##### INPUT DATA #####

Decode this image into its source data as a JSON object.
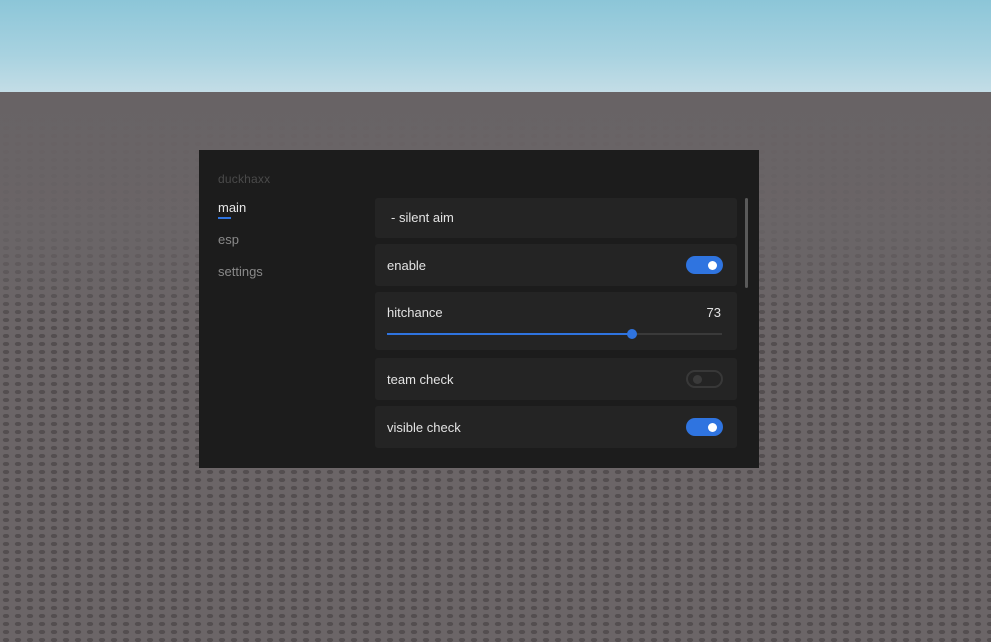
{
  "app": {
    "brand": "duckhaxx"
  },
  "tabs": [
    {
      "label": "main",
      "active": true
    },
    {
      "label": "esp",
      "active": false
    },
    {
      "label": "settings",
      "active": false
    }
  ],
  "section": {
    "title": "- silent aim"
  },
  "options": {
    "enable": {
      "label": "enable",
      "on": true
    },
    "hitchance": {
      "label": "hitchance",
      "value": "73",
      "min": 0,
      "max": 100
    },
    "team_check": {
      "label": "team check",
      "on": false
    },
    "visible_check": {
      "label": "visible check",
      "on": true
    }
  },
  "colors": {
    "accent": "#2f74e0",
    "panel": "#1c1c1c",
    "row": "#242424"
  }
}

#####

REQUIRED TASK:
Retype each record exactly as it stands, but do not include the pictures.

SOLUTION TO THIS TASK:
Decode this image into its source data as a JSON object.
{
  "app": {
    "brand": "duckhaxx"
  },
  "tabs": [
    {
      "label": "main",
      "active": true
    },
    {
      "label": "esp",
      "active": false
    },
    {
      "label": "settings",
      "active": false
    }
  ],
  "section": {
    "title": "- silent aim"
  },
  "options": {
    "enable": {
      "label": "enable",
      "on": true
    },
    "hitchance": {
      "label": "hitchance",
      "value": "73",
      "min": 0,
      "max": 100
    },
    "team_check": {
      "label": "team check",
      "on": false
    },
    "visible_check": {
      "label": "visible check",
      "on": true
    }
  },
  "colors": {
    "accent": "#2f74e0",
    "panel": "#1c1c1c",
    "row": "#242424"
  }
}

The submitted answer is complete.